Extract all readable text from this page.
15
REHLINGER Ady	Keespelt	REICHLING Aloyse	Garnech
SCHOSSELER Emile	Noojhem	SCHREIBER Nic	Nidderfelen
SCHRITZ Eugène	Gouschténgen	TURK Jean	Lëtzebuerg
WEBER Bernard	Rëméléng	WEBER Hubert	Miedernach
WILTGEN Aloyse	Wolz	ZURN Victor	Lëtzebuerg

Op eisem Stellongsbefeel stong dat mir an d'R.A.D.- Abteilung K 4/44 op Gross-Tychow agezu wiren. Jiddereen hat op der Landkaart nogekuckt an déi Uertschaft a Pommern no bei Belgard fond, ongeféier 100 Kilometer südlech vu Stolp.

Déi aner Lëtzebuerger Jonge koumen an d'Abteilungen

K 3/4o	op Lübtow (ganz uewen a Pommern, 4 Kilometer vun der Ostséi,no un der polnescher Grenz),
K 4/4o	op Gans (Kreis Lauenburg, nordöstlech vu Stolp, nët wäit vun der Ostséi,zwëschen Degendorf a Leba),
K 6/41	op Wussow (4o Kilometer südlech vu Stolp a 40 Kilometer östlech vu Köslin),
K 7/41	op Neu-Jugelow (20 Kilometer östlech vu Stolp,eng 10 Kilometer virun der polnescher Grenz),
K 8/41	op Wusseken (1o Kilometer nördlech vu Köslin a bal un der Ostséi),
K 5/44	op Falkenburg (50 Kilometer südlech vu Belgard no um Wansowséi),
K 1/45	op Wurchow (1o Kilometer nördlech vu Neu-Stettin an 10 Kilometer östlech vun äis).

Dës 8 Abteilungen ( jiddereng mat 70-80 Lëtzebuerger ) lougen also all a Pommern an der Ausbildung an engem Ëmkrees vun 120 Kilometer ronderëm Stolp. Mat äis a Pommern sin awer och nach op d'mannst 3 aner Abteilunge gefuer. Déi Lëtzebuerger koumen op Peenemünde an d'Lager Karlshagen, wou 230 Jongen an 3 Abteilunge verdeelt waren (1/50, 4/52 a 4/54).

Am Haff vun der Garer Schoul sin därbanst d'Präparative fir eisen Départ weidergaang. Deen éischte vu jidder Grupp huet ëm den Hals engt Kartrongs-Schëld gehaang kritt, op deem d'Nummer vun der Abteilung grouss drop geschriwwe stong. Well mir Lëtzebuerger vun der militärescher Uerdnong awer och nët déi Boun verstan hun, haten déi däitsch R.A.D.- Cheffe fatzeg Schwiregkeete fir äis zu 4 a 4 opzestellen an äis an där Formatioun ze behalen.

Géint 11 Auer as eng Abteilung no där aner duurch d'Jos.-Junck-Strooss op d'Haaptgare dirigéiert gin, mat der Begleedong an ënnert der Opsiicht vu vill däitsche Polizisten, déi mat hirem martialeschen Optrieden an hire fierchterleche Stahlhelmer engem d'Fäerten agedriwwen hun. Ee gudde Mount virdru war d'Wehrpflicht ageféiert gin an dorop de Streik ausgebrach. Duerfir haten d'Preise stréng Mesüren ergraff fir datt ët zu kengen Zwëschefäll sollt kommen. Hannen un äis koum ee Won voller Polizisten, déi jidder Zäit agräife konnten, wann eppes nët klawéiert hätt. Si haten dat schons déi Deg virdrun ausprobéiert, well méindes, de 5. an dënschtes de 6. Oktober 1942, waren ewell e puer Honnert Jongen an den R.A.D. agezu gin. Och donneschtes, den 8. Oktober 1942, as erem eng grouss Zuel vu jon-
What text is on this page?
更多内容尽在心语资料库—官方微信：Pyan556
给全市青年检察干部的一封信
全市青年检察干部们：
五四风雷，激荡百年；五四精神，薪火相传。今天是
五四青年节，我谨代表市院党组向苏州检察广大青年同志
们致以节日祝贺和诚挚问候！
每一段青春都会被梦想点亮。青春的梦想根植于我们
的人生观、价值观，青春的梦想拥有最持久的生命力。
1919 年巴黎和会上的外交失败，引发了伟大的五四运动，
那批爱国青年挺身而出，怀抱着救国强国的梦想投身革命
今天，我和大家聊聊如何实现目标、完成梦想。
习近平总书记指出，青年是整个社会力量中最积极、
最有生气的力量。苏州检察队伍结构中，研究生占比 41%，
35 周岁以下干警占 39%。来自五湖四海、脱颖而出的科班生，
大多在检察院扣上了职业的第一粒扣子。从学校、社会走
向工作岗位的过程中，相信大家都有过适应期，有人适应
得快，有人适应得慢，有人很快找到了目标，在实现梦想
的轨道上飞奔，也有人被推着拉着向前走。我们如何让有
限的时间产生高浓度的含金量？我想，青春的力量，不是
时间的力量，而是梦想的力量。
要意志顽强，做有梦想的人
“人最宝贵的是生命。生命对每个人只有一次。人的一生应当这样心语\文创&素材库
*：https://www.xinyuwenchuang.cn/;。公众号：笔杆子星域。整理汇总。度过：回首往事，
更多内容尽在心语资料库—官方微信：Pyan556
===
Written request
Only lines with the string "awer" belong in your answer; copy each one.

Response to this task
Dës 8 Abteilungen ( jiddereng mat 70-80 Lëtzebuerger ) lougen also all a Pommern an der Ausbildung an engem Ëmkrees vun 120 Kilometer ronderëm Stolp. Mat äis a Pommern sin awer och nach op d'mannst 3 aner Abteilunge gefuer. Déi Lëtzebuerger koumen op Peenemünde an d'Lager Karlshagen, wou 230 Jongen an 3 Abteilunge verdeelt waren (1/50, 4/52 a 4/54).
Am Haff vun der Garer Schoul sin därbanst d'Präparative fir eisen Départ weidergaang. Deen éischte vu jidder Grupp huet ëm den Hals engt Kartrongs-Schëld gehaang kritt, op deem d'Nummer vun der Abteilung grouss drop geschriwwe stong. Well mir Lëtzebuerger vun der militärescher Uerdnong awer och nët déi Boun verstan hun, haten déi däitsch R.A.D.- Cheffe fatzeg Schwiregkeete fir äis zu 4 a 4 opzestellen an äis an där Formatioun ze behalen.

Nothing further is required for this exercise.